## JOB
Using the material that follows, identify and copy each line with the string "JSON".

─── RAW RECORDS ───

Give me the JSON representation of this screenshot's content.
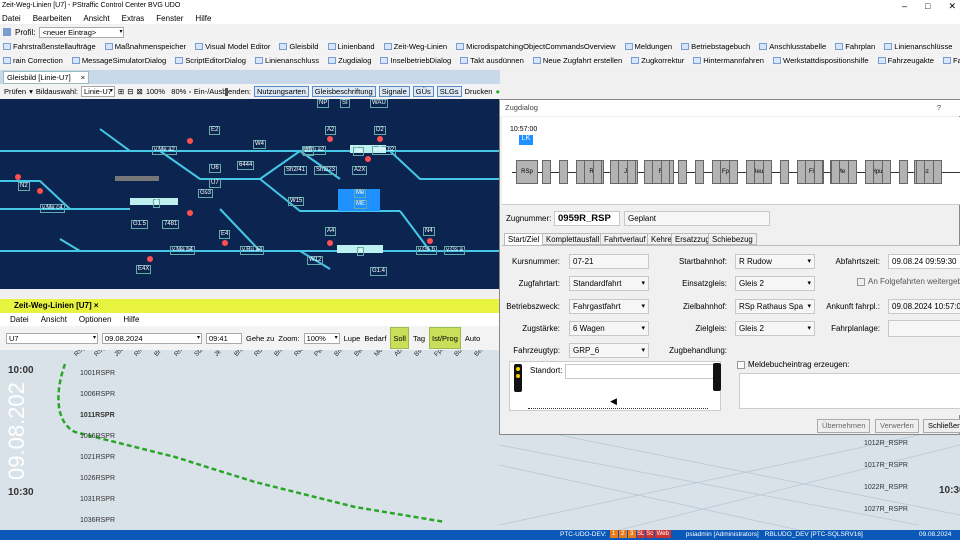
{
  "app": {
    "title": "Zeit-Weg-Linien [U7] - PStraffic Control Center BVG UDO"
  },
  "menubar": [
    "Datei",
    "Bearbeiten",
    "Ansicht",
    "Extras",
    "Fenster",
    "Hilfe"
  ],
  "profile": {
    "label": "Profil:",
    "value": "<neuer Eintrag>"
  },
  "toolbar1": [
    "Fahrstraßenstellaufträge",
    "Maßnahmenspeicher",
    "Visual Model Editor",
    "Gleisbild",
    "Linienband",
    "Zeit-Weg-Linien",
    "MicrodispatchingObjectCommandsOverview",
    "Meldungen",
    "Betriebstagebuch",
    "Anschlusstabelle",
    "Fahrplan",
    "Linienanschlüsse",
    "Linienübersicht",
    "Umlaufplan"
  ],
  "toolbar2": [
    "rain Correction",
    "MessageSimulatorDialog",
    "ScriptEditorDialog",
    "Linienanschluss",
    "Zugdialog",
    "InselbetriebDialog",
    "Takt ausdünnen",
    "Neue Zugfahrt erstellen",
    "Zugkorrektur",
    "Hintermannfahren",
    "Werkstattdispositionshilfe",
    "Fahrzeugakte",
    "Fahrzeugtyp",
    "Traktionstypmuster"
  ],
  "gleisbild": {
    "tab": "Gleisbild [Linie-U7]",
    "pruefen": "Prüfen",
    "bildauswahl_label": "Bildauswahl:",
    "bildauswahl": "Linie-U7",
    "zoom1": "100%",
    "zoom2": "80%",
    "einaus": "Ein-/Ausblenden:",
    "buttons": [
      "Nutzungsarten",
      "Gleisbeschriftung",
      "Signale",
      "GÜs",
      "SLGs"
    ],
    "drucken": "Drucken"
  },
  "track_labels": [
    "v.Me a2",
    "v.Ru a2",
    "v.Ru b2",
    "v.Me b4",
    "v.Ru a4",
    "v.Gs b",
    "v.Gs a",
    "v.Me c4",
    "2a",
    "2b",
    "4",
    "5",
    "Me",
    "ME",
    "W4",
    "W15",
    "W12",
    "Gs3",
    "Sh2/41",
    "Sh2/23",
    "A2X",
    "E2",
    "E4",
    "A2",
    "D2",
    "N2",
    "A4",
    "N4",
    "E4X",
    "U6",
    "U7",
    "6444",
    "7481",
    "G1.5",
    "G1.4",
    "NP",
    "SI",
    "WAU"
  ],
  "zwl": {
    "title": "Zeit-Weg-Linien [U7]",
    "menu": [
      "Datei",
      "Ansicht",
      "Optionen",
      "Hilfe"
    ],
    "line": "U7",
    "date": "09.08.2024",
    "time": "09:41",
    "gehe_zu": "Gehe zu",
    "zoom_label": "Zoom:",
    "zoom": "100%",
    "tools": [
      "Lupe",
      "Bedarf",
      "Soll",
      "Tag",
      "Ist/Prog",
      "Auto"
    ],
    "stations": [
      "RSp",
      "RSp",
      "Jbw",
      "Rmu",
      "Br",
      "Rn",
      "Sta",
      "Jk",
      "Bhf",
      "Rb",
      "Bmk",
      "Rw",
      "Pw",
      "Bmu",
      "Bw",
      "Mc",
      "Ab",
      "Bs",
      "Fpu",
      "Bu",
      "Beu"
    ],
    "date_big": "09.08.202",
    "time_marks": [
      "10:00",
      "10:30"
    ],
    "trains": [
      "1001RSPR",
      "1006RSPR",
      "1011RSPR",
      "1016RSPR",
      "1021RSPR",
      "1026RSPR",
      "1031RSPR",
      "1036RSPR"
    ],
    "right_trains": [
      "1012R_RSPR",
      "1017R_RSPR",
      "1022R_RSPR",
      "1027R_RSPR"
    ],
    "right_date": "09.08.2024",
    "right_time": "10:30"
  },
  "dialog": {
    "title": "Zugdialog",
    "time": "10:57:00",
    "badge": "LK",
    "route_stations": [
      "RSp",
      "Rs",
      "Jk",
      "Rw",
      "Fpu",
      "Beu",
      "Flu",
      "Me",
      "Hpu",
      "Gz"
    ],
    "zugnummer_label": "Zugnummer:",
    "zugnummer": "0959R_RSP",
    "status": "Geplant",
    "tabs": [
      "Start/Ziel",
      "Komplettausfall",
      "Fahrtverlauf",
      "Kehre",
      "Ersatzzug",
      "Schiebezug"
    ],
    "fields": {
      "kursnummer_l": "Kursnummer:",
      "kursnummer": "07-21",
      "zugfahrtart_l": "Zugfahrtart:",
      "zugfahrtart": "Standardfahrt",
      "betriebszweck_l": "Betriebszweck:",
      "betriebszweck": "Fahrgastfahrt",
      "zugstaerke_l": "Zugstärke:",
      "zugstaerke": "6 Wagen",
      "fahrzeugtyp_l": "Fahrzeugtyp:",
      "fahrzeugtyp": "GRP_6",
      "startbahnhof_l": "Startbahnhof:",
      "startbahnhof": "R  Rudow",
      "einsatzgleis_l": "Einsatzgleis:",
      "einsatzgleis": "Gleis 2",
      "zielbahnhof_l": "Zielbahnhof:",
      "zielbahnhof": "RSp  Rathaus Spa",
      "zielgleis_l": "Zielgleis:",
      "zielgleis": "Gleis 2",
      "zugbehandlung_l": "Zugbehandlung:",
      "abfahrtszeit_l": "Abfahrtszeit:",
      "abfahrtszeit": "09.08.24 09:59:30",
      "folgefahrten": "An Folgefahrten weitergeb",
      "ankunft_l": "Ankunft fahrpl.:",
      "ankunft": "09.08.2024 10:57:00",
      "fahrplanlage_l": "Fahrplanlage:",
      "standort_l": "Standort:",
      "meldebuch": "Meldebucheintrag erzeugen:"
    },
    "buttons": [
      "Übernehmen",
      "Verwerfen",
      "Schließen"
    ]
  },
  "status": {
    "items": [
      "PTC-UDO-DEV:",
      "psiadmin [Administrators]",
      "RBLUDO_DEV [PTC-SQLSRV16]",
      "09.08.2024"
    ],
    "squares": [
      "1",
      "2",
      "3",
      "SL",
      "Sc",
      "Web"
    ]
  },
  "colors": {
    "track": "#45c8e6",
    "bg_gleis": "#0b2550",
    "yellow": "#e7f33f",
    "green_line": "#2aa52a",
    "status": "#0a59b8"
  }
}
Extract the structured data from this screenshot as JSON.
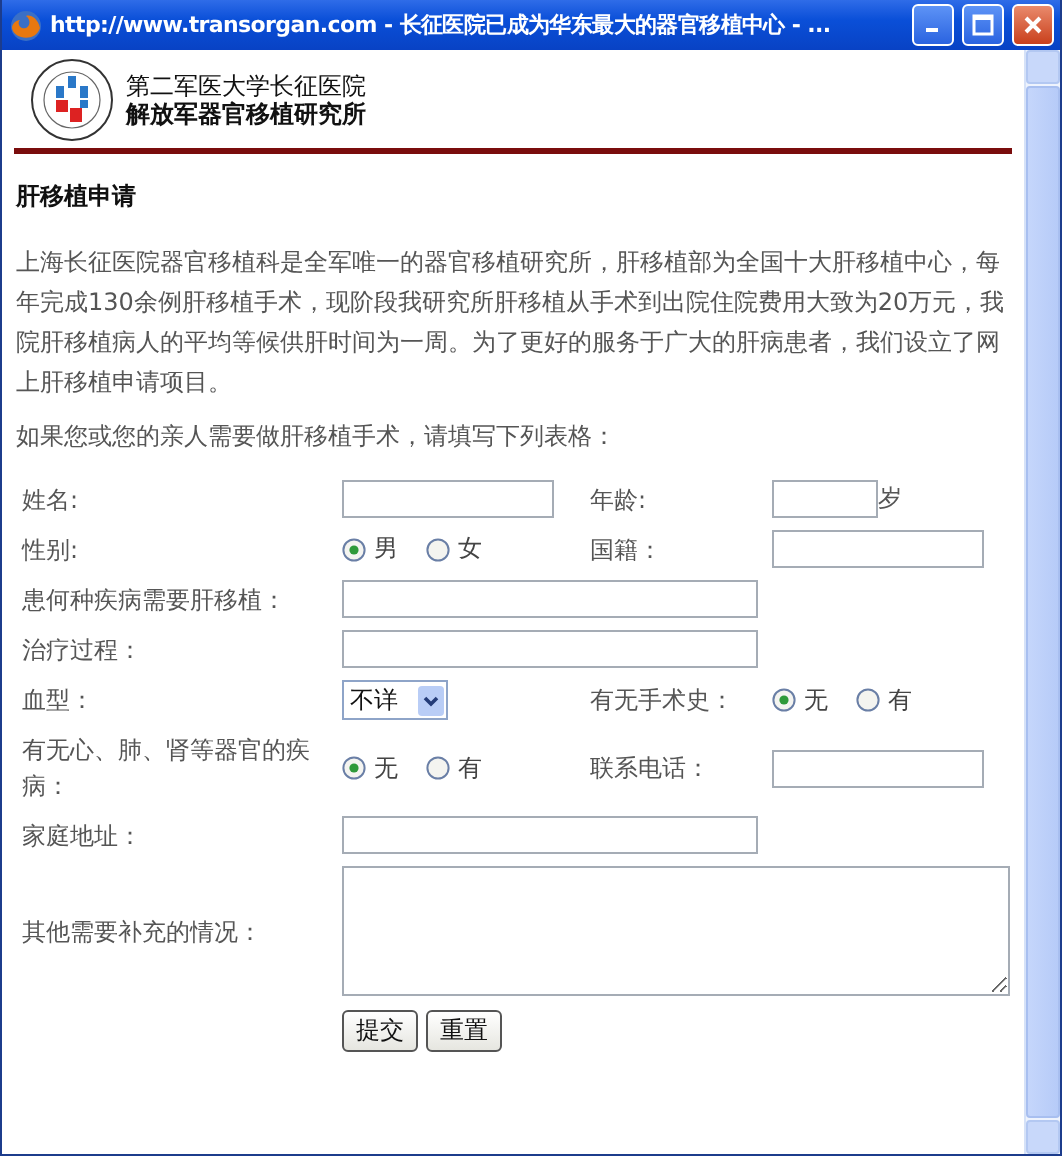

───

## THE SOLUTION
Give me the JSON representation of this screenshot's content.
Extract the structured data from this screenshot as JSON.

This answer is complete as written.